Cannot get connection id for node in OTP 21.0 #70

beardedeagle · 2018-06-20T03:43:51Z

Creating issue for tracking.

Given OTP 21.0, Elixir 1.6.6 and libcluster 3.0.1:

iex --name vanguard@vanguard01.cloud.phx3.gdg --cookie test -S mix phx.server
Erlang/OTP 21 [erts-10.0] [source] [64-bit] [smp:8:8] [ds:8:8:10] [async-threads:1] [hipe]

[info] [swarm on vanguard@vanguard01.cloud.phx3.gdg] [tracker:init] started
[error]
** Cannot get connection id for node :"vanguard@vanguard01.cloud.phx3.gdg"

[warn] [libcluster:db] unable to connect to :"vanguard@vanguard01.cloud.phx3.gdg"
[warn] [libcluster:db] unable to connect to :"vanguard@vanguard02.cloud.phx3.gdg"
[info] Running VanguardWeb.Endpoint with Cowboy using http://0.0.0.0:4000
Interactive Elixir (1.6.6) - press Ctrl+C to exit (type h() ENTER for help)

(A run of records)

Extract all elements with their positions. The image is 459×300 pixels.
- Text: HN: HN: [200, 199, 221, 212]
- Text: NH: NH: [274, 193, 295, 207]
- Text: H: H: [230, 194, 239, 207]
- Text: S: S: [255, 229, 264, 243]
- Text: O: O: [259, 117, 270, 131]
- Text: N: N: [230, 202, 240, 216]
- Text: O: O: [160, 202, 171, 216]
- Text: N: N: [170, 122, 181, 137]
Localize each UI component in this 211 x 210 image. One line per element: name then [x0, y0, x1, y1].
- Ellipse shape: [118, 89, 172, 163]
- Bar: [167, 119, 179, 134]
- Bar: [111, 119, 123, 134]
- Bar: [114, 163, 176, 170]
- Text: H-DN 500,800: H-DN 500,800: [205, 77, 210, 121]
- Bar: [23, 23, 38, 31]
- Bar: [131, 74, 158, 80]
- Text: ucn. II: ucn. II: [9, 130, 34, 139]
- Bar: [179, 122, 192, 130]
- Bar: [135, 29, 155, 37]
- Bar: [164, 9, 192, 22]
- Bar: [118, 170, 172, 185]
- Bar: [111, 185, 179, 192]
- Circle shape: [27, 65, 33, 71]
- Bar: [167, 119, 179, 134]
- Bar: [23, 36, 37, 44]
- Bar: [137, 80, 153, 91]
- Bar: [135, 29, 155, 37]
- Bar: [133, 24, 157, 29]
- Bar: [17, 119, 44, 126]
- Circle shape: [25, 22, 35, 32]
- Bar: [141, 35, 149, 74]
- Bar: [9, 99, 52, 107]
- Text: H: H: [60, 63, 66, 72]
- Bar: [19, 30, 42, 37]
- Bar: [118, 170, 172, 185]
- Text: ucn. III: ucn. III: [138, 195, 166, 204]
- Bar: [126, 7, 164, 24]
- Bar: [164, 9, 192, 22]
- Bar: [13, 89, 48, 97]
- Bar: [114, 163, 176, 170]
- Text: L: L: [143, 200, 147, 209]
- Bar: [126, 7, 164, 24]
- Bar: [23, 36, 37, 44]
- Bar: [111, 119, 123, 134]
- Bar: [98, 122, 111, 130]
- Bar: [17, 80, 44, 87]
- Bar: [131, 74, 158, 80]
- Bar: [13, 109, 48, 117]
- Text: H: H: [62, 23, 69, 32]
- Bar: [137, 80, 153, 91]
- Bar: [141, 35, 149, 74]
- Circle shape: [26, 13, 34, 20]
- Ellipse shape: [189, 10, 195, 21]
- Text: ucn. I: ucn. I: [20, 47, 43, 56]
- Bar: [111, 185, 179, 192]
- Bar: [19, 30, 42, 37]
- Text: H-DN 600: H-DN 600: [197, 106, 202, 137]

* CHALLENGES
[1] In two or three sentences, explain why the OTP 21.0 connection id issue was opened, according to the issue page.
[2] Lay out the lines of the records as a numbered list, from the start of the records through the line holding "- Bar: [13, 89, 48, 97]", inclusive.

* THE SOLUTIONS
[1] The author opened it for tracking. The problem being tracked is that, with OTP 21.0, Elixir 1.6.6 and libcluster 3.0.1, starting the node logs the error "Cannot get connection id for node" for vanguard@vanguard01.cloud.phx3.gdg. libcluster also warns that it is unable to connect to the vanguard01 and vanguard02 nodes.

[2]
1. Extract all elements with their positions. The image is 459×300 pixels.
2. - Text: HN: HN: [200, 199, 221, 212]
3. - Text: NH: NH: [274, 193, 295, 207]
4. - Text: H: H: [230, 194, 239, 207]
5. - Text: S: S: [255, 229, 264, 243]
6. - Text: O: O: [259, 117, 270, 131]
7. - Text: N: N: [230, 202, 240, 216]
8. - Text: O: O: [160, 202, 171, 216]
9. - Text: N: N: [170, 122, 181, 137]
10. Localize each UI component in this 211 x 210 image. One line per element: name then [x0, y0, x1, y1].
11. - Ellipse shape: [118, 89, 172, 163]
12. - Bar: [167, 119, 179, 134]
13. - Bar: [111, 119, 123, 134]
14. - Bar: [114, 163, 176, 170]
15. - Text: H-DN 500,800: H-DN 500,800: [205, 77, 210, 121]
16. - Bar: [23, 23, 38, 31]
17. - Bar: [131, 74, 158, 80]
18. - Text: ucn. II: ucn. II: [9, 130, 34, 139]
19. - Bar: [179, 122, 192, 130]
20. - Bar: [135, 29, 155, 37]
21. - Bar: [164, 9, 192, 22]
22. - Bar: [118, 170, 172, 185]
23. - Bar: [111, 185, 179, 192]
24. - Circle shape: [27, 65, 33, 71]
25. - Bar: [167, 119, 179, 134]
26. - Bar: [23, 36, 37, 44]
27. - Bar: [137, 80, 153, 91]
28. - Bar: [135, 29, 155, 37]
29. - Bar: [133, 24, 157, 29]
30. - Bar: [17, 119, 44, 126]
31. - Circle shape: [25, 22, 35, 32]
32. - Bar: [141, 35, 149, 74]
33. - Bar: [9, 99, 52, 107]
34. - Text: H: H: [60, 63, 66, 72]
35. - Bar: [19, 30, 42, 37]
36. - Bar: [118, 170, 172, 185]
37. - Text: ucn. III: ucn. III: [138, 195, 166, 204]
38. - Bar: [126, 7, 164, 24]
39. - Bar: [164, 9, 192, 22]
40. - Bar: [13, 89, 48, 97]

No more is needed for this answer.